→ Given request 1
Please repeat the records from the line with "itemize the components" to the line with "504, 637, 562]", swapping "pixel-space" for "image-space" and changing nothing else. Leave out the pictures.

→ Page extract
[start]
All of lore.kernel.org
 help / color / mirror / Atom feed
From: Hugh Dickins <hughd@google.com>
To: Linus Torvalds <torvalds@linux-foundation.org>
Cc: Hugh Dickins <hughd@google.com>, Jan Kara <jack@suse.cz>,
	syzbot <syzbot+3622cea378100f45d59f@syzkaller.appspotmail.com>,
	Andreas Dilger <adilger.kernel@dilger.ca>,
	Ext4 Developers List <linux-ext4@vger.kernel.org>,
	Linux Kernel Mailing List <linux-kernel@vger.kernel.org>,
	syzkaller-bugs <syzkaller-bugs@googlegroups.com>,
	Theodore Ts'o <tytso@mit.edu>, Linux-MM <linux-mm@kvack.org>,
	Oleg Nesterov <oleg@redhat.com>,
	Andrew Morton <akpm@linux-foundation.org>,
	"Kirill A. Shutemov" <kirill@shutemov.name>,
	Nicholas Piggin <npiggin@gmail.com>,
	Alex Shi <alex.shi@linux.alibaba.com>, Qian Cai <cai@lca.pw>,
	Christoph Hellwig <hch@infradead.org>,
	"Darrick J. Wong" <darrick.wong@oracle.com>,
	Matthew Wilcox <willy@infradead.org>,
	William Kucharski <william.kucharski@oracle.com>,
	Jens Axboe <axboe@kernel.dk>,
	linux-fsdevel <linux-fsdevel@vger.kernel.org>,
	linux-xfs <linux-xfs@vger.kernel.org>
Subject: Re: kernel BUG at fs/ext4/inode.c:LINE!
[end]
→ Listed records
[start]
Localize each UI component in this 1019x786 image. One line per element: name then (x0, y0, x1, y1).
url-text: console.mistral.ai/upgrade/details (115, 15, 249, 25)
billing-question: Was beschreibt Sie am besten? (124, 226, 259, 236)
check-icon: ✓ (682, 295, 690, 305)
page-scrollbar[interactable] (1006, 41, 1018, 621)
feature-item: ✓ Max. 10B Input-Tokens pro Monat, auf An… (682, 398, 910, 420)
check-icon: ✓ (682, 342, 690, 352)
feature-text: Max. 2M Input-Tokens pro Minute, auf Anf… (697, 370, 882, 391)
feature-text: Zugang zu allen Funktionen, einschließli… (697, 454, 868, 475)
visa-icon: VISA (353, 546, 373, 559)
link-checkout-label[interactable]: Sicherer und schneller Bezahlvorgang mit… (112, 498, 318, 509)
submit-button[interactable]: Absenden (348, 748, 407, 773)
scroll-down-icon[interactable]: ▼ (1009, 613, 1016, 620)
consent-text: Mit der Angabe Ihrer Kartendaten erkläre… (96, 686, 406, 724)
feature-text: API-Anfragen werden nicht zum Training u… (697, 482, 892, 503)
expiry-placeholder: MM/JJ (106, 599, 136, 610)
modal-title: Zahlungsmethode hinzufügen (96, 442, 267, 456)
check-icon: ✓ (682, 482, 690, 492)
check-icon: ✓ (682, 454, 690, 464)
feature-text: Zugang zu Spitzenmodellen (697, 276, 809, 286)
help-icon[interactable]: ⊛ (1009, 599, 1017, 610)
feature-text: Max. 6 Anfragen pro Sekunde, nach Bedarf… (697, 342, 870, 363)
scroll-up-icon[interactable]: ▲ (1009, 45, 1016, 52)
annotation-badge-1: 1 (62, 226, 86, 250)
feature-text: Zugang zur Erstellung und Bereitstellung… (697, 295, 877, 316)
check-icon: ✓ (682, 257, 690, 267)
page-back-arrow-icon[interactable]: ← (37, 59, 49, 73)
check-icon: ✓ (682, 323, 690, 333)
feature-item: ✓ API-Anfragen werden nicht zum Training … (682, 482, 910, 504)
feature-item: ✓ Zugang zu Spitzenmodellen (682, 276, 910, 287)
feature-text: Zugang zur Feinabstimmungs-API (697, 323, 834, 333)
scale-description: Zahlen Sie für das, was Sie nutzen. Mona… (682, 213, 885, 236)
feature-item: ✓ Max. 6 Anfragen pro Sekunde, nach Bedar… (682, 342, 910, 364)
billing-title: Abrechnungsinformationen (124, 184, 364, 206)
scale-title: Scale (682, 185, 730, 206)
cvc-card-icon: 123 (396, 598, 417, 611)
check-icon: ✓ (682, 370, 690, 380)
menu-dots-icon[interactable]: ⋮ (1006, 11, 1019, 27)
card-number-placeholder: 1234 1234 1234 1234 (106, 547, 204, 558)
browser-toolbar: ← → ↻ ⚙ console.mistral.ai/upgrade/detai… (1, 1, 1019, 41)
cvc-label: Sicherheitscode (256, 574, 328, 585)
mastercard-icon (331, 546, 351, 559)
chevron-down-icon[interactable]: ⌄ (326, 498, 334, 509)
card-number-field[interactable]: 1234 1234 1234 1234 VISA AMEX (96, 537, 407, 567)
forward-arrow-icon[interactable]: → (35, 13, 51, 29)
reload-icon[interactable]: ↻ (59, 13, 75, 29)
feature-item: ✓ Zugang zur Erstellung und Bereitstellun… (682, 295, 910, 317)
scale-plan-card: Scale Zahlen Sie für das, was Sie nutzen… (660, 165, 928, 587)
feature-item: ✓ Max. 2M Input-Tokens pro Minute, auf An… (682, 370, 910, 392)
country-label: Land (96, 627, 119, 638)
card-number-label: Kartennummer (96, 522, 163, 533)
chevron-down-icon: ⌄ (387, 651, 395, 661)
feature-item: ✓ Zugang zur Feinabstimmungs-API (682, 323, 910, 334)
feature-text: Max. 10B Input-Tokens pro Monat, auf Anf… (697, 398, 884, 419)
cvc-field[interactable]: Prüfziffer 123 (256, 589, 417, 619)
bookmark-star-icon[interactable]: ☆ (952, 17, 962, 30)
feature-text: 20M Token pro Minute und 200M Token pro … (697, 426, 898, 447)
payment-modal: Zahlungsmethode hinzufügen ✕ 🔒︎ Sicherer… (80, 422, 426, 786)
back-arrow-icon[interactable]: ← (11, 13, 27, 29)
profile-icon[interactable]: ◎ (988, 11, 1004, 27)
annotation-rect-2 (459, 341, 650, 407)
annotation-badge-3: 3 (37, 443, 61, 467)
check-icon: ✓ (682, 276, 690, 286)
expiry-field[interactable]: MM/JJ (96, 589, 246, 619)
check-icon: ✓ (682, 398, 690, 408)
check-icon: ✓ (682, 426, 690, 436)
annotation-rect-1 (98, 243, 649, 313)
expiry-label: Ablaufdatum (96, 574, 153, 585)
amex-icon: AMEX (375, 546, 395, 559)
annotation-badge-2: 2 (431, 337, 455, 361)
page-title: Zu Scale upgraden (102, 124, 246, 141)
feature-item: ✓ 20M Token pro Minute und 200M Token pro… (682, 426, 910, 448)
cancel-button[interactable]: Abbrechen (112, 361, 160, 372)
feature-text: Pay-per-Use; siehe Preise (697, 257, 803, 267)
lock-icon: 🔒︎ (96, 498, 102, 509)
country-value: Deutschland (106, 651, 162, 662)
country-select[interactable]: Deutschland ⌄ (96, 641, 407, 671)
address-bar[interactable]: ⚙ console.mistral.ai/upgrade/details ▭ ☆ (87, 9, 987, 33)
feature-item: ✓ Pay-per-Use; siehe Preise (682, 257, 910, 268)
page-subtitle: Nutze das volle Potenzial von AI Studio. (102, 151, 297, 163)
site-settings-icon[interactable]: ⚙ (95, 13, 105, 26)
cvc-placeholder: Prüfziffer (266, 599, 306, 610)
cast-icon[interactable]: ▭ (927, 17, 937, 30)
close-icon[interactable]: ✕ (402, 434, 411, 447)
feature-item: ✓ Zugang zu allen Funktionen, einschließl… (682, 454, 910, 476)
[end]
[start]
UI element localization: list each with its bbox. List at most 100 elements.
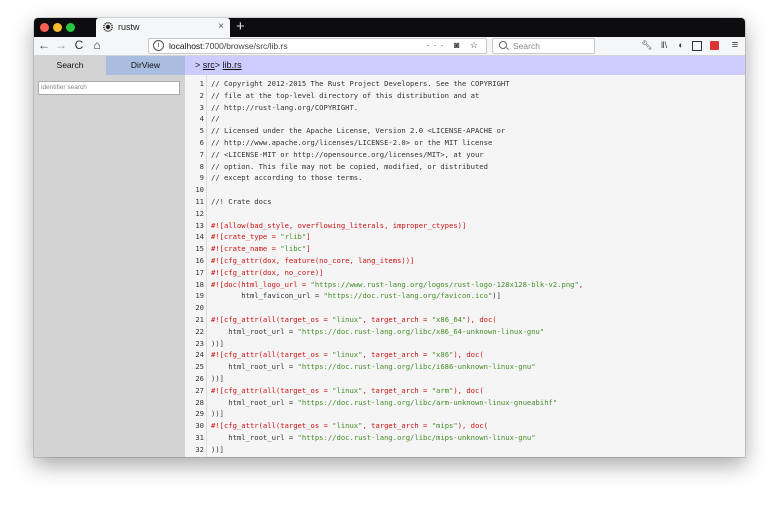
[end]
[start]
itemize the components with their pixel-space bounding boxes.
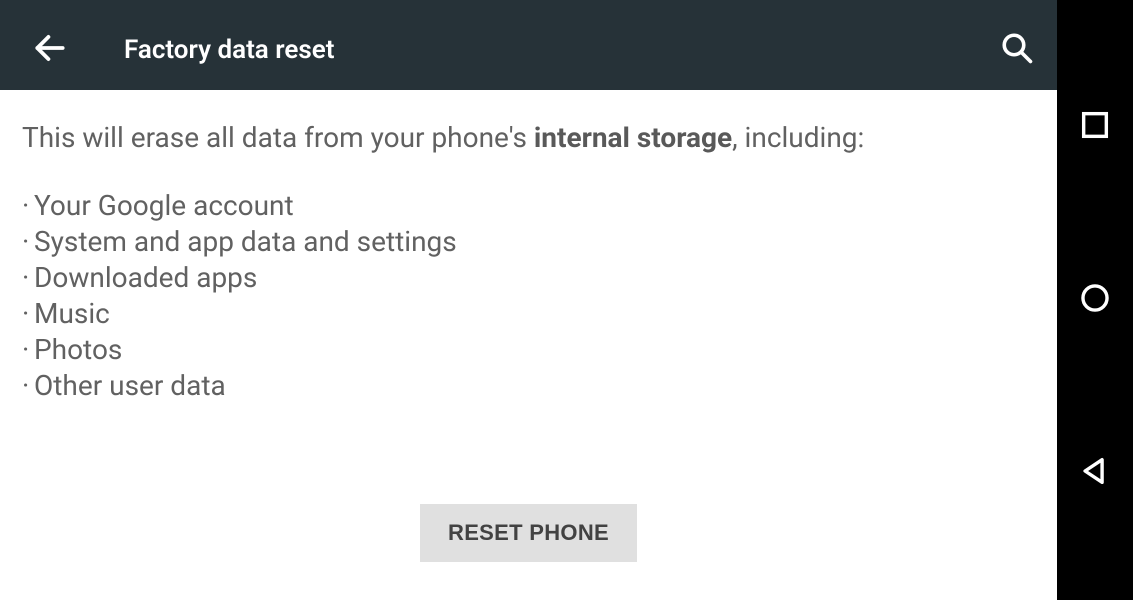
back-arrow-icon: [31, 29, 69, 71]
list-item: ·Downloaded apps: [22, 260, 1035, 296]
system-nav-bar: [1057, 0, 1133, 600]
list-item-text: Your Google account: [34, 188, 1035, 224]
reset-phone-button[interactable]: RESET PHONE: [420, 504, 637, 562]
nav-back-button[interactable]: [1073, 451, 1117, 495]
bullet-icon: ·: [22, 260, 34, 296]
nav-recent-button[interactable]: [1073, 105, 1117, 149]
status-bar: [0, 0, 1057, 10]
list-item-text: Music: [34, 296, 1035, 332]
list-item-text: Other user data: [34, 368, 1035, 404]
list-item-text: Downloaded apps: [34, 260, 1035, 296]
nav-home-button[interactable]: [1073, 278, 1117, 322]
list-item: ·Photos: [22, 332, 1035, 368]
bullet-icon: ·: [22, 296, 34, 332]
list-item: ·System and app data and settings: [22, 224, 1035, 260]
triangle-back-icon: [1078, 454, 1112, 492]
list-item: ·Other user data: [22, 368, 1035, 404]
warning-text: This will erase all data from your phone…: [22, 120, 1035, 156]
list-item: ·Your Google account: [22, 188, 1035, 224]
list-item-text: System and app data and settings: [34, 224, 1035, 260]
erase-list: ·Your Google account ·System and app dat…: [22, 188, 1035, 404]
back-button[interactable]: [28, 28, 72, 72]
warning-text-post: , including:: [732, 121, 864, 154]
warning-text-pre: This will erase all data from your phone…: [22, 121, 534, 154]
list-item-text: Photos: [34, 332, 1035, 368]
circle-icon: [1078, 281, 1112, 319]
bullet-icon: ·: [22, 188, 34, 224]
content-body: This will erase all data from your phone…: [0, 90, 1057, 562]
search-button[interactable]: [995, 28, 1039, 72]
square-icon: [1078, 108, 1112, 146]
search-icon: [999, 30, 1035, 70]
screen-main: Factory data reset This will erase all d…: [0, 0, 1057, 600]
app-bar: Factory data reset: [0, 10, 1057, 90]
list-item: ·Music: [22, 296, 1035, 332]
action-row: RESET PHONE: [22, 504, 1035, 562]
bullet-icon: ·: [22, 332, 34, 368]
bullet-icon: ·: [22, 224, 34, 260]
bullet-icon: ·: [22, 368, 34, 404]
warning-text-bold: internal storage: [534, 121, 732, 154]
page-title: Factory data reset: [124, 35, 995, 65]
[end]
→ Given request 2
Using the email header, decide whether each statement agrees with it, answering yes or no and quoting the deciding words: (a) The message was sent by Hugh Dickins to Linus Torvalds. (b) Jan Kara is on the Cc line. (c) Theodore Ts'o's address is at google.com.

→ Worked solution 1
itemize the components with their image-space bounding boxes.
back-arrow-icon: [31, 29, 69, 71]
list-item: ·Downloaded apps: [22, 260, 1035, 296]
system-nav-bar: [1057, 0, 1133, 600]
list-item-text: Your Google account: [34, 188, 1035, 224]
reset-phone-button[interactable]: RESET PHONE: [420, 504, 637, 562]

→ Worked solution 2
(a) Yes: "From: Hugh Dickins <hughd@google.com>" and "To: Linus Torvalds <torvalds@linux-foundation.org>"
(b) Yes: "Cc: Hugh Dickins <hughd@google.com>, Jan Kara <jack@suse.cz>,"
(c) No: "Theodore Ts'o <tytso@mit.edu>"